[SUPPLIED MATERIAL]
--------------------------------------------------
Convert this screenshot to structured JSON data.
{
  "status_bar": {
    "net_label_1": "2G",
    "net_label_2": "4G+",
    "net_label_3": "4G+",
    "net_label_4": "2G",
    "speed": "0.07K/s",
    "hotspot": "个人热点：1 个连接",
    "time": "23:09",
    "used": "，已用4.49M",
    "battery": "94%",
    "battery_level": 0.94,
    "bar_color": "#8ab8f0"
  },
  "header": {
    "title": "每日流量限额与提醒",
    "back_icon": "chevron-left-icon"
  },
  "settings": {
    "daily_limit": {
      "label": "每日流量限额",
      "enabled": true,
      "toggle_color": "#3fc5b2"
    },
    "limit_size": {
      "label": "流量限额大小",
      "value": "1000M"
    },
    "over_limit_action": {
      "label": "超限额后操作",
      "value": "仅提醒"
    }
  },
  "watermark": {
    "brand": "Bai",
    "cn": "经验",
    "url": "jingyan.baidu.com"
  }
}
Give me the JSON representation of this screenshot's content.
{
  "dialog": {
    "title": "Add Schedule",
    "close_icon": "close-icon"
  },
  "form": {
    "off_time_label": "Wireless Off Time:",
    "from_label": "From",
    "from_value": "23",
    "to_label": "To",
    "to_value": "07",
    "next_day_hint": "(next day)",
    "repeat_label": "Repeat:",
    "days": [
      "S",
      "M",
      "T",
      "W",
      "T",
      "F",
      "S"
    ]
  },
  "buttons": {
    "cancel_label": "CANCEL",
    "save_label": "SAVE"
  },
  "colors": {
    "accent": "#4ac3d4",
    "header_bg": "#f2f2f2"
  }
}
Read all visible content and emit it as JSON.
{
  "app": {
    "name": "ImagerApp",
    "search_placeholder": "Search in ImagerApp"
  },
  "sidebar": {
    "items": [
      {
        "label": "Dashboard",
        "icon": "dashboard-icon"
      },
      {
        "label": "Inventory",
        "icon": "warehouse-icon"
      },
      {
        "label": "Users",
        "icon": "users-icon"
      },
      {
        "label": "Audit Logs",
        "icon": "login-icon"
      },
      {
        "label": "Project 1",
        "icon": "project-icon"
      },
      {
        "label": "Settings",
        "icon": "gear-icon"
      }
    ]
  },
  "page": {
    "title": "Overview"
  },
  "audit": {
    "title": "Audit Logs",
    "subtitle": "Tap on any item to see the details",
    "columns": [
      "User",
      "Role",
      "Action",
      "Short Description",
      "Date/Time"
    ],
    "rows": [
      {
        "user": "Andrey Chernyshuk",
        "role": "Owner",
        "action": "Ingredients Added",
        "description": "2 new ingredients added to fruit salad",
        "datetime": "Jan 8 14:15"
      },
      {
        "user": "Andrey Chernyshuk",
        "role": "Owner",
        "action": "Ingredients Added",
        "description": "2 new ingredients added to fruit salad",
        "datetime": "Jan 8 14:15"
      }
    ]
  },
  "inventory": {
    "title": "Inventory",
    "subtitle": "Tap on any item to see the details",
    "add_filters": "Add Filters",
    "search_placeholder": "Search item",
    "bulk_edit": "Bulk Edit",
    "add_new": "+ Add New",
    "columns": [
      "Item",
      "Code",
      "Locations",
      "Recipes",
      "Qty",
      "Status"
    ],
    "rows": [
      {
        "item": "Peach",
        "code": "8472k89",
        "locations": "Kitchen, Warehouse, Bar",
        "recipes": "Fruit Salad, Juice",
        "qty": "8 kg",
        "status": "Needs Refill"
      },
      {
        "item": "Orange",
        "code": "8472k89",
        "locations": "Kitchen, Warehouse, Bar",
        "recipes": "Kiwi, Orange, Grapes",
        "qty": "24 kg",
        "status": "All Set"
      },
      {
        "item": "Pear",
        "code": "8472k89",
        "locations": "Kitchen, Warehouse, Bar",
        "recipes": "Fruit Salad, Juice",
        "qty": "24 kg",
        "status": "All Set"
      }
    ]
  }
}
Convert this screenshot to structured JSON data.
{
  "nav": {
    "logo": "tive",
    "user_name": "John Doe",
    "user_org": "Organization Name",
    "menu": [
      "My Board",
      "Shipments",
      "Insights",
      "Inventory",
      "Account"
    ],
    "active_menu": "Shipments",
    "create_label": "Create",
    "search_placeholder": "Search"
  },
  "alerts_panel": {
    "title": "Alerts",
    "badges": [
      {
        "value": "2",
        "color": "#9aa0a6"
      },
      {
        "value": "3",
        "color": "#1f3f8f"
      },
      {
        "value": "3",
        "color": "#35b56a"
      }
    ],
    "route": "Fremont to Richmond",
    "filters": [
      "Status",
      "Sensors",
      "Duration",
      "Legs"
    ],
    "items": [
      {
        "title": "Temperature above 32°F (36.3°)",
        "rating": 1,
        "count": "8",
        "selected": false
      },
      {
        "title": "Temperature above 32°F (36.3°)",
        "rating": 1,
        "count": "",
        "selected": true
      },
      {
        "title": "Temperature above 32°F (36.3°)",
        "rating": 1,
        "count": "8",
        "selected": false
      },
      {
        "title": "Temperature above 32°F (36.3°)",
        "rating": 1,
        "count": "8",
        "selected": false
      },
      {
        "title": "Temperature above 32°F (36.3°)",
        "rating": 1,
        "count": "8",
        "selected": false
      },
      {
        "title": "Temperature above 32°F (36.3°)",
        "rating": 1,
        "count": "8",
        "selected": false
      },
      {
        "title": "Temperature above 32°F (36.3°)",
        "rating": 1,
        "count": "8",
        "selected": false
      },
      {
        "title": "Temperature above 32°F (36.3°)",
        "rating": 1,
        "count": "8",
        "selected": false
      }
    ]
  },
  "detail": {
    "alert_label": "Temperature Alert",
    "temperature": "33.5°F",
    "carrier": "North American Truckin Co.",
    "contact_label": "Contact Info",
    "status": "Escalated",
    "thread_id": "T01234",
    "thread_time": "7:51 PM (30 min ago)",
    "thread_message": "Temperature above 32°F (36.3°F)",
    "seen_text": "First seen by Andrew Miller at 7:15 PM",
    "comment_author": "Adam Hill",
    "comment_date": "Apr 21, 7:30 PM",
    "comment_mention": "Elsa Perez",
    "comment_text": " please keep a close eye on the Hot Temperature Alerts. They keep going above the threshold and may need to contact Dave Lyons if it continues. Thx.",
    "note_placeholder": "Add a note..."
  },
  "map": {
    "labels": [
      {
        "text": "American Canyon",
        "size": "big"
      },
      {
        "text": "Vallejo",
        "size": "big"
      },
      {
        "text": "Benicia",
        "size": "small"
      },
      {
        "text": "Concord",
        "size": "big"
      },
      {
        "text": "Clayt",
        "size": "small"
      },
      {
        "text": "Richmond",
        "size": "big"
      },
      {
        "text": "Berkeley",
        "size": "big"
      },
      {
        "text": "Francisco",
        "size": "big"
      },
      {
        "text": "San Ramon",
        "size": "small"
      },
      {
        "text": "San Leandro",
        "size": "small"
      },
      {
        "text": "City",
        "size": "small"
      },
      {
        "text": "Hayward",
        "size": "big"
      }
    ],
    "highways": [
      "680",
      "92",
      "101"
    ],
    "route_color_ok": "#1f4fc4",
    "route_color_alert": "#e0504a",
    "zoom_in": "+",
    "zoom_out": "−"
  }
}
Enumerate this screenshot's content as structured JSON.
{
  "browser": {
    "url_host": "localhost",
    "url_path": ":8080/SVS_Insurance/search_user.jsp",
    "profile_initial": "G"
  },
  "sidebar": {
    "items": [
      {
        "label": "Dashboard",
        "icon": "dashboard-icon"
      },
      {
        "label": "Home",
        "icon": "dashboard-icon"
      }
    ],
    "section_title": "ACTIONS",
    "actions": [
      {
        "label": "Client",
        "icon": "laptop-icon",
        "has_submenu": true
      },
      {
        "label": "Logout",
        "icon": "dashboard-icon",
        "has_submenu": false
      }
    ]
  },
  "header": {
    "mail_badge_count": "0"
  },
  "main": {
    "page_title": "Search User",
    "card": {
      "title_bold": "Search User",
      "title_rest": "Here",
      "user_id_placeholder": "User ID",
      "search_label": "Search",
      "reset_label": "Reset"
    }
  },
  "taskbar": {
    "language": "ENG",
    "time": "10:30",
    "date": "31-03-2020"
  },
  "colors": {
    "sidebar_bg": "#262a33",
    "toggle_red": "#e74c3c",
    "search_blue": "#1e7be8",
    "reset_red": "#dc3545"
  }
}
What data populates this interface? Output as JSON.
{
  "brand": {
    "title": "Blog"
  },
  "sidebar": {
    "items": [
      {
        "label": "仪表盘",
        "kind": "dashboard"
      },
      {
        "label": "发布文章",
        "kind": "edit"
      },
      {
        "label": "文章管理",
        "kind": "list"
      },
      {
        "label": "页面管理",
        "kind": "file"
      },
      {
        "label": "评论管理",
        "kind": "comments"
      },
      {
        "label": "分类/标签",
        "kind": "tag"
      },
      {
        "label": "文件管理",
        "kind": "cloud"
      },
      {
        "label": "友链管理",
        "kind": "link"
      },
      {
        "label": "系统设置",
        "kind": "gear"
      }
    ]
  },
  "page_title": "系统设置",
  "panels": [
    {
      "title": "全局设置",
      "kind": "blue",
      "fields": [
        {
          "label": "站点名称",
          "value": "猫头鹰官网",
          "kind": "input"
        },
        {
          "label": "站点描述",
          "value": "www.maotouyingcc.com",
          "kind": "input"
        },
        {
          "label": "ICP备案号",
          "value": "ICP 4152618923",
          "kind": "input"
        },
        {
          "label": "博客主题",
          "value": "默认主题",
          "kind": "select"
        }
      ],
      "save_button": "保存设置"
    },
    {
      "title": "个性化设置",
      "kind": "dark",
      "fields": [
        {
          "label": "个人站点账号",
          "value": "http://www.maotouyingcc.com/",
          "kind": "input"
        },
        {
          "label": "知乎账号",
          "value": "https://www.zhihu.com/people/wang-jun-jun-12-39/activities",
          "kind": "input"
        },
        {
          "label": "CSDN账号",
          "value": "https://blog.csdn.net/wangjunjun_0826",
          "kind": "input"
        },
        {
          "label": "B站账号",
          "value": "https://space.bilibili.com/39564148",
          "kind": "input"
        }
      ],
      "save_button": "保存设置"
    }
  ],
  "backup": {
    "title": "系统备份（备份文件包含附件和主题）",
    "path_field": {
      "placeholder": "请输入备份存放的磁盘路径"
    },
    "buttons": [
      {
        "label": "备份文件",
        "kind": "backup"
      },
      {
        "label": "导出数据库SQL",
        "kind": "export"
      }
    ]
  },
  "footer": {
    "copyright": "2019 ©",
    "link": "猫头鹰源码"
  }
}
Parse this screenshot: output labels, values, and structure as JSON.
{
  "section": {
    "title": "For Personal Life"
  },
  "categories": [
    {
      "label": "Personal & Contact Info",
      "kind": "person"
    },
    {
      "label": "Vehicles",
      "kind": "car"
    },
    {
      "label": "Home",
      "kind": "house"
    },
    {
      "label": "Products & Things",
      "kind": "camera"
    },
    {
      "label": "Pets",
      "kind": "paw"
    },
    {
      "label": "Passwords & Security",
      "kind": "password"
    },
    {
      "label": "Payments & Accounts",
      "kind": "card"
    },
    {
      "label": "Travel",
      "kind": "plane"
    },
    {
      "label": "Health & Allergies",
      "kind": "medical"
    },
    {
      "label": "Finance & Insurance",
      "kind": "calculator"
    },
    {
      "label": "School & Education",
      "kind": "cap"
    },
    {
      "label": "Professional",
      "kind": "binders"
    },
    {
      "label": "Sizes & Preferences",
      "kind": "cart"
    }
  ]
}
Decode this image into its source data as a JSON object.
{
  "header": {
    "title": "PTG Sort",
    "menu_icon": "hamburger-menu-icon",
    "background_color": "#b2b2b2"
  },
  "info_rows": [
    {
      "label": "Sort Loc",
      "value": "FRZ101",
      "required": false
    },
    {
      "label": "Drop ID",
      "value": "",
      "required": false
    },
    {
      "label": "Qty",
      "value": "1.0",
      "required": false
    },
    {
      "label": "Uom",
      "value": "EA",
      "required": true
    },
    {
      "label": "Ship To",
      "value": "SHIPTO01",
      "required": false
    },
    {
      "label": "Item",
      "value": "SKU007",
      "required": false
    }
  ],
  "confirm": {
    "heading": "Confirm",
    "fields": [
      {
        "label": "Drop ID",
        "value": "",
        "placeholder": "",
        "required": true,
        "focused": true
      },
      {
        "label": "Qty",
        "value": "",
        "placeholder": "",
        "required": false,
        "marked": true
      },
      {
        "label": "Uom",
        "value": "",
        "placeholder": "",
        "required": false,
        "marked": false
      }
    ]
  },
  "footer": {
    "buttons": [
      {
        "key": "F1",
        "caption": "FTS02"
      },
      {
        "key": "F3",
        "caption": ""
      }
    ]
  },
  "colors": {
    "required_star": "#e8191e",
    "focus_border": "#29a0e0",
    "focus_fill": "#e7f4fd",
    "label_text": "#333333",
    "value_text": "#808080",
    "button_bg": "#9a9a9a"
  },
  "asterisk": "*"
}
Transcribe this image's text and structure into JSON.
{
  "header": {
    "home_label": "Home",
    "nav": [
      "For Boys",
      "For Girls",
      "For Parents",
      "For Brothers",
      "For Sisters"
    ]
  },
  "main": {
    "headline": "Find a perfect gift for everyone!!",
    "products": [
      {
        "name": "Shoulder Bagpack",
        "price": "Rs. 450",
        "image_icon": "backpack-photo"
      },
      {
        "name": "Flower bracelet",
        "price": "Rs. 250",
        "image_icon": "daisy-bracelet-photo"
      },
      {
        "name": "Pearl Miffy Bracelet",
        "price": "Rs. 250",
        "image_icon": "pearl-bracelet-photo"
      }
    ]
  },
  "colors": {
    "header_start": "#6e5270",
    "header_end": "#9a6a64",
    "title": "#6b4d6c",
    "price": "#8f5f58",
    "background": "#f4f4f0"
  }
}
--------------------------------------------------
[EXERCISE] Each line in the entries above that includes the string "close" should be extracted.

[THE RESULT]
    "close_icon": "close-icon"
    "comment_text": " please keep a close eye on the Hot Temperature Alerts. They keep going above the threshold and may need to contact Dave Lyons if it continues. Thx.",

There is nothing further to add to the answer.